**WHAT IS ASKED**.
Read through the entries below and return each line with the word "Element".

**DATASET RECORDS**.
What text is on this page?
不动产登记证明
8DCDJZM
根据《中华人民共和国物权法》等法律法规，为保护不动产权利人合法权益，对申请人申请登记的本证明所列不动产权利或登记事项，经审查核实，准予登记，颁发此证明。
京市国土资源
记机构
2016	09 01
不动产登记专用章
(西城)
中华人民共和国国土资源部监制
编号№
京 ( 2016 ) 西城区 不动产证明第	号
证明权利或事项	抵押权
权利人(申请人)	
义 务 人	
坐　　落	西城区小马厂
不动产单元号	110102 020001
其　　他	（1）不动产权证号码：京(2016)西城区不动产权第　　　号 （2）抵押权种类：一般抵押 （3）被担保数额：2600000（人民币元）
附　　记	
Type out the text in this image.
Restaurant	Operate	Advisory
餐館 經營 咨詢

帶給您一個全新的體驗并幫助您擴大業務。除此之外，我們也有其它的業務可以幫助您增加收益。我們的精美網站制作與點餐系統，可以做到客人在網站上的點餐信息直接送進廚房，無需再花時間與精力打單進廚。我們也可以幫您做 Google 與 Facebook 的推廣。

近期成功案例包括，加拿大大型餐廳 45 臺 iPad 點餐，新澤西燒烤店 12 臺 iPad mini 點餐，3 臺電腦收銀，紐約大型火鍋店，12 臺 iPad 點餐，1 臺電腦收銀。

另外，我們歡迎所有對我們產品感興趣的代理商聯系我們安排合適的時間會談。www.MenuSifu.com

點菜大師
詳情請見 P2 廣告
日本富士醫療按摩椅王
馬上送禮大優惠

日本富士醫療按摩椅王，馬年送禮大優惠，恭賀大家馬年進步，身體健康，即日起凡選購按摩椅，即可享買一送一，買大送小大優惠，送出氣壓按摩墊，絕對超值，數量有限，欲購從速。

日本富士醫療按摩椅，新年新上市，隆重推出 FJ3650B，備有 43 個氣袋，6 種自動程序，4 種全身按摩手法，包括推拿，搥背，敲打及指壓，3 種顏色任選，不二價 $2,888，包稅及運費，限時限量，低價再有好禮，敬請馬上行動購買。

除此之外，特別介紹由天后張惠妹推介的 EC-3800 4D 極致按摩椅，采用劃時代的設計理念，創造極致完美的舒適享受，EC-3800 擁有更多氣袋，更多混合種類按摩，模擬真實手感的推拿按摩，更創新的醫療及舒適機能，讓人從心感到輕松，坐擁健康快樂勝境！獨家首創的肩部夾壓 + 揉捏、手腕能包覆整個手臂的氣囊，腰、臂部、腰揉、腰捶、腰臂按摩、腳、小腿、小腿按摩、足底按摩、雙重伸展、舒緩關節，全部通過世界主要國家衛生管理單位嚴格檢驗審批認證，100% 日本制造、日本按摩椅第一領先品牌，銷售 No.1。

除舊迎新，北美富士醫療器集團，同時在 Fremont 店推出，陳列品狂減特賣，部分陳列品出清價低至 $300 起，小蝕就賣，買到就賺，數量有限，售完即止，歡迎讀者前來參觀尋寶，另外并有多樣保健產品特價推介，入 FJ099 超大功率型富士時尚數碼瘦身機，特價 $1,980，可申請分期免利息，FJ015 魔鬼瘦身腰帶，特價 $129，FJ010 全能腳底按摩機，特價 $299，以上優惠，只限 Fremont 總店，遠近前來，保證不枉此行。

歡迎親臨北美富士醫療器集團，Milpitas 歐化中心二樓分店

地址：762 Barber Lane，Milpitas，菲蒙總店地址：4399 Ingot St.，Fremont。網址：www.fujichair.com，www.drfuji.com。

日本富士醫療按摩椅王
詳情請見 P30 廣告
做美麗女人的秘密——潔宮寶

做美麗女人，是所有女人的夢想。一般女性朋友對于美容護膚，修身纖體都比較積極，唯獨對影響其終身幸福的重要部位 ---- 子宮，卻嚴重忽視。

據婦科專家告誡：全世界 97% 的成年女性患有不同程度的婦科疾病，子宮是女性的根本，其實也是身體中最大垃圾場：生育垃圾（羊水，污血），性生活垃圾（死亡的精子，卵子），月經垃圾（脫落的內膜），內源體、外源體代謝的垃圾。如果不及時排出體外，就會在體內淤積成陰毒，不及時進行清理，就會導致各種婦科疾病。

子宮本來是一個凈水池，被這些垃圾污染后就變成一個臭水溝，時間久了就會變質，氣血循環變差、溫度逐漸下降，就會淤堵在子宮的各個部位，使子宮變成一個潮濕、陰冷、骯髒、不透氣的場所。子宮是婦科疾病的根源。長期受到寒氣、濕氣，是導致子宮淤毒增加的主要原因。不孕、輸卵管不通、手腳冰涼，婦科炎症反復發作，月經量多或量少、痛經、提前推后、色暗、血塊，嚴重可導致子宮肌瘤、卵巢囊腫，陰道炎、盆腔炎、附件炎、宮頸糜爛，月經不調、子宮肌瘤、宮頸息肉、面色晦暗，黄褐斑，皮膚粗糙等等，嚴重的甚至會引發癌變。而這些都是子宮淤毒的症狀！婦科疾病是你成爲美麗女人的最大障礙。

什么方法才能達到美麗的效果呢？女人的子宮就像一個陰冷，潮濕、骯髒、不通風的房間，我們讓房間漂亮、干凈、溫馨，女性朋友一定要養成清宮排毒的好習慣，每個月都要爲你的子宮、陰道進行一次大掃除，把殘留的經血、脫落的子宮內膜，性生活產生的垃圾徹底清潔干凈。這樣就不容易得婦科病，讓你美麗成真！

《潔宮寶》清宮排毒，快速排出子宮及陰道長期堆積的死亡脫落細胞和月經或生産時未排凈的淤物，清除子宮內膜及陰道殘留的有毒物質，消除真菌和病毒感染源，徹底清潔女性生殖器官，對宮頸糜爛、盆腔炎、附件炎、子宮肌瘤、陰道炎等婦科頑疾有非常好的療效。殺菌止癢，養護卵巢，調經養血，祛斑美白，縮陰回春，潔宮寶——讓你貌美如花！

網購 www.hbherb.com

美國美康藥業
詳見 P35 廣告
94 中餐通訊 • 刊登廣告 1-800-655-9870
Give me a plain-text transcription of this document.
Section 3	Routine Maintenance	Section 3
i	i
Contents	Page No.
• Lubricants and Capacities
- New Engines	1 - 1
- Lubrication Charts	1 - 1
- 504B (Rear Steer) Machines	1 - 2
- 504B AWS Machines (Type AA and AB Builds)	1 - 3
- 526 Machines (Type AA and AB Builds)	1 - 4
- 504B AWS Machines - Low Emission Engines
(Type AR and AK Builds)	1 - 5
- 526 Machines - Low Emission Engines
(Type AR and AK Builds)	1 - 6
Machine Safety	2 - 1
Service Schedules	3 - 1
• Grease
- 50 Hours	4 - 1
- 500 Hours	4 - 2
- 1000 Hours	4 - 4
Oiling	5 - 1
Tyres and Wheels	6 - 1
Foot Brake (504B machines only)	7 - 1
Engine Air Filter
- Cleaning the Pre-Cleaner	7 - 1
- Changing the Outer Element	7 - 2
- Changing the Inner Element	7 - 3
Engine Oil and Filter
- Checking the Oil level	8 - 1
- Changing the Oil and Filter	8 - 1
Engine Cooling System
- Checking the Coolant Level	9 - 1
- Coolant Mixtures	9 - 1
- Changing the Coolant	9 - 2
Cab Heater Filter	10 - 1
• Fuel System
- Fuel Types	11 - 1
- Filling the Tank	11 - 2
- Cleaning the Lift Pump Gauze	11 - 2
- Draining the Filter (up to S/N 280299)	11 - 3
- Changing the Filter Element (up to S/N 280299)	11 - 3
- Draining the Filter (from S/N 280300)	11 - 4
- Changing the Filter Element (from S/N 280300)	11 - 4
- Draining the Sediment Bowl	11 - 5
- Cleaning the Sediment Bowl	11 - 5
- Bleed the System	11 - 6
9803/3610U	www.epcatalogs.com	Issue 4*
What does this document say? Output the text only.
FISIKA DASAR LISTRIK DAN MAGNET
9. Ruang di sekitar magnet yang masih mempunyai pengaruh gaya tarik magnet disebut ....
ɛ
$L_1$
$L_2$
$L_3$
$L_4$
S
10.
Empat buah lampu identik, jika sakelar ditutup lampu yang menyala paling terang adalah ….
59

**FULL SOLUTION**.
- Changing the Outer Element	7 - 2
- Changing the Inner Element	7 - 3
- Changing the Filter Element (up to S/N 280299)	11 - 3
- Changing the Filter Element (from S/N 280300)	11 - 4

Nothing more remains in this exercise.